La Asociación de Cofradías de Ciudad Real enfrenta un problema serio: ningún candidato se ha postulado para presidirla, poniendo en jaque la organización de la Semana Santa de 2026. Sin liderazgo, los preparativos como contratos, permisos y logística de procesiones podrían retrasarse. La ciudadanía observa con incertidumbre, pues la continuidad de esta tradición depende de que alguien asuma el cargo pronto.
Un sistema de gestión cofrade que necesita un administrador 🛠️
La organización de una Semana Santa requiere coordinación técnica: desde plataformas digitales para asignar horarios de pasos hasta sistemas de control de aforo en recorridos. Sin un presidente que lidere, la integración de estas herramientas se estanca. La falta de un responsable frena la actualización de bases de datos de cofrades y la planificación de recursos como sonido, iluminación o seguridad. Es un vacío administrativo que afecta a cada engranaje del evento.

#### Instrucciones:
A) Según el texto sobre la Asociación de Cofradías de Ciudad Real, ¿por qué la ciudadanía observa la situación con incertidumbre? Responde en una o dos oraciones.
B) Reescribe como lista el párrafo del texto sobre la Asociación de Cofradías de Ciudad Real que empieza con «La organización de una Semana Santa requiere» y conserva sus datos principales.
C) Continúa el texto sobre la Asociación de Cofradías de Ciudad Real a partir de su última oración.

#### Registros de datos:
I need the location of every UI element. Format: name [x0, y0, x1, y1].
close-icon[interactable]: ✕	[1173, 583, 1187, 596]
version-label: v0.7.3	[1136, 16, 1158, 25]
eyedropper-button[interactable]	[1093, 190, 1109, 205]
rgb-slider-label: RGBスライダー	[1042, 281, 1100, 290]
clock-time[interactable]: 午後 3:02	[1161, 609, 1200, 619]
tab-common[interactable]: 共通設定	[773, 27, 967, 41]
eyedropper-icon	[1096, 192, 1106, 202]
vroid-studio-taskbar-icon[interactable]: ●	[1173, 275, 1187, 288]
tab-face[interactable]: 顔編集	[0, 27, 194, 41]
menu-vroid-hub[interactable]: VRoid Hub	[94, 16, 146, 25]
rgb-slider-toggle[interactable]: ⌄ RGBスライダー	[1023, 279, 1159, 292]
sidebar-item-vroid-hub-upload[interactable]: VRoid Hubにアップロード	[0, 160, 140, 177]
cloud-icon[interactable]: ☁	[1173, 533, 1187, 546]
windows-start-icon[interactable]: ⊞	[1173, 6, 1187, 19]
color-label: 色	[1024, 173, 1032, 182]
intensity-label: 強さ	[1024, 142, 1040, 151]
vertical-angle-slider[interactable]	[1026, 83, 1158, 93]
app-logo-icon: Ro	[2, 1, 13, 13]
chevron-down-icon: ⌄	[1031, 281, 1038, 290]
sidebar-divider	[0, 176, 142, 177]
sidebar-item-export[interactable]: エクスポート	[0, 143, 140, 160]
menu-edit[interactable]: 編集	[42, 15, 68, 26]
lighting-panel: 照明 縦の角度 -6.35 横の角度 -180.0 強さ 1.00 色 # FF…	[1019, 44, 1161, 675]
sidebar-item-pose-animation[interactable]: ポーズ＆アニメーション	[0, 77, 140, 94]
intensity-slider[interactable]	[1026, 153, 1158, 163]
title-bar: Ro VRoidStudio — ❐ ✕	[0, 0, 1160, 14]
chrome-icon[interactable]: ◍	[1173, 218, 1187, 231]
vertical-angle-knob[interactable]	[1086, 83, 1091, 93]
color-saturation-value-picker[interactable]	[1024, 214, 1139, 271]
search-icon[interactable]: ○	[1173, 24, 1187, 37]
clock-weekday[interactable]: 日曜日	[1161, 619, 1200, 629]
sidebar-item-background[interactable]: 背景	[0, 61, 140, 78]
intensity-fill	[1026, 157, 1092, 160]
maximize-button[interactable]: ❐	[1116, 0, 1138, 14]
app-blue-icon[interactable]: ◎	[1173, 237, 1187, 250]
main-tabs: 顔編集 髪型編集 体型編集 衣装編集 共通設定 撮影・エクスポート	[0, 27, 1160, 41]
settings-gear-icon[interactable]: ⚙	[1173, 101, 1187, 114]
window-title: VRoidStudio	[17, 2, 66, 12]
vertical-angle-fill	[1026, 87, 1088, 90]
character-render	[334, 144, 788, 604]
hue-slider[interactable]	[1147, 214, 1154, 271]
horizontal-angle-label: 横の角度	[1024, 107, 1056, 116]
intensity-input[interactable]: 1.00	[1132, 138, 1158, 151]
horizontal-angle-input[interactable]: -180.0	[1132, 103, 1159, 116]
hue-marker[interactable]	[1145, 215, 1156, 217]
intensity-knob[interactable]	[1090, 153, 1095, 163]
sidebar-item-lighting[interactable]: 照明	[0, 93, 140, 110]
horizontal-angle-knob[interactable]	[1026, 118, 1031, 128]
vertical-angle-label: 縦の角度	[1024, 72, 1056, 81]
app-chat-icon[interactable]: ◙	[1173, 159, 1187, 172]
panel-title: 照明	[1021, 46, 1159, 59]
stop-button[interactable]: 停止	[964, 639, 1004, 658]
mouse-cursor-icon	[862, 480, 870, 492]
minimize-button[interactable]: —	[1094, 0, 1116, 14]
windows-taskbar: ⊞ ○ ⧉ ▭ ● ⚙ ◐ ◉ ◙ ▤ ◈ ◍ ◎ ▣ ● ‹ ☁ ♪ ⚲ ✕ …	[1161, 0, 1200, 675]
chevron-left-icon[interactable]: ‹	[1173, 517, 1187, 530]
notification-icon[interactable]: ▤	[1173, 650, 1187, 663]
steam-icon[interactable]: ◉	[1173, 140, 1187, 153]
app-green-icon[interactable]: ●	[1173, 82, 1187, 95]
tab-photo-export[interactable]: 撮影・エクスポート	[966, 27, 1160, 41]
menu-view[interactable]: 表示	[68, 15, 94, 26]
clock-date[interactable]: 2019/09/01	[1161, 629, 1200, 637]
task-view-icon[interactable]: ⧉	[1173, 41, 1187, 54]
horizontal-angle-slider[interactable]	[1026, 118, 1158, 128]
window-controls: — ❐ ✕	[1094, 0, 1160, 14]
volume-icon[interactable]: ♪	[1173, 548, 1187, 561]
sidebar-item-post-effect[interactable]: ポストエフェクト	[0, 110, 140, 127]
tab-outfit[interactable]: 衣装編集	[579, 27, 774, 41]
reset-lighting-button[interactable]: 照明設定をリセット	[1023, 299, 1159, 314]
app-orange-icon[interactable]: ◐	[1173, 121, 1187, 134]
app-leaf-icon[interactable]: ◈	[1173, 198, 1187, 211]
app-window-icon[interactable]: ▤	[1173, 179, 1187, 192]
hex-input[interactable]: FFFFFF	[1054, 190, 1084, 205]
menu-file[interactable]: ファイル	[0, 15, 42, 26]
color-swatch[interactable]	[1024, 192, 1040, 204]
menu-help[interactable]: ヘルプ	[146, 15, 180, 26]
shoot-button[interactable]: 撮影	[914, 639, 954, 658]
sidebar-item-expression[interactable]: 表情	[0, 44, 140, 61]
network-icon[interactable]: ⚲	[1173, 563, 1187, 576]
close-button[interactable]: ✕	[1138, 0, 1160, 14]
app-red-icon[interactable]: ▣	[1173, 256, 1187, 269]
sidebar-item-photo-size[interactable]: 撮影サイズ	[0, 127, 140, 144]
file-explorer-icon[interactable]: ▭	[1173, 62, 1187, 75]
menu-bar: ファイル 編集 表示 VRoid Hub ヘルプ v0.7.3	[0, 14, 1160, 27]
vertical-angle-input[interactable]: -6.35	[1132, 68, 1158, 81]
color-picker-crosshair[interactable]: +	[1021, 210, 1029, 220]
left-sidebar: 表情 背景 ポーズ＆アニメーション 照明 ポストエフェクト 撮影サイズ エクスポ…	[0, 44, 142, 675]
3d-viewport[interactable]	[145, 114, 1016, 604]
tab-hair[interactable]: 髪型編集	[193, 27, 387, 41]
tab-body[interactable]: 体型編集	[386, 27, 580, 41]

#### Respuestas a continuación:
A) La ciudadanía observa con incertidumbre porque la continuidad de la tradición de la Semana Santa depende de que alguien asuma pronto la presidencia de la asociación.

B)
- La Semana Santa requiere coordinación técnica, como plataformas digitales para asignar horarios de pasos y sistemas de control de aforo en los recorridos.
- Sin un presidente, la integración de estas herramientas se estanca.
- La falta de un responsable frena la actualización de las bases de datos de cofrades.
- También frena la planificación de recursos como sonido, iluminación o seguridad.
- Este vacío administrativo afecta a cada engranaje del evento.

C)
Nadie quiere mandar, pero todos quieren procesionar 🤷♂️
Resulta curioso: hay cientos de personas dispuestas a cargar pasos, vestir túnicas y soportar el frío de marzo, pero nadie se ofrece a sentarse en un despacho con papeles. Es como si el cargo de presidente llevara incluido un pack de disgustos, reuniones eternas y llamadas de última hora. Quizás la solución sea rifar el puesto entre los costaleros, o prometer que el elegido podrá estrenar túnica cada día. Mientras tanto, toca esperar a que algún valiente dé el paso.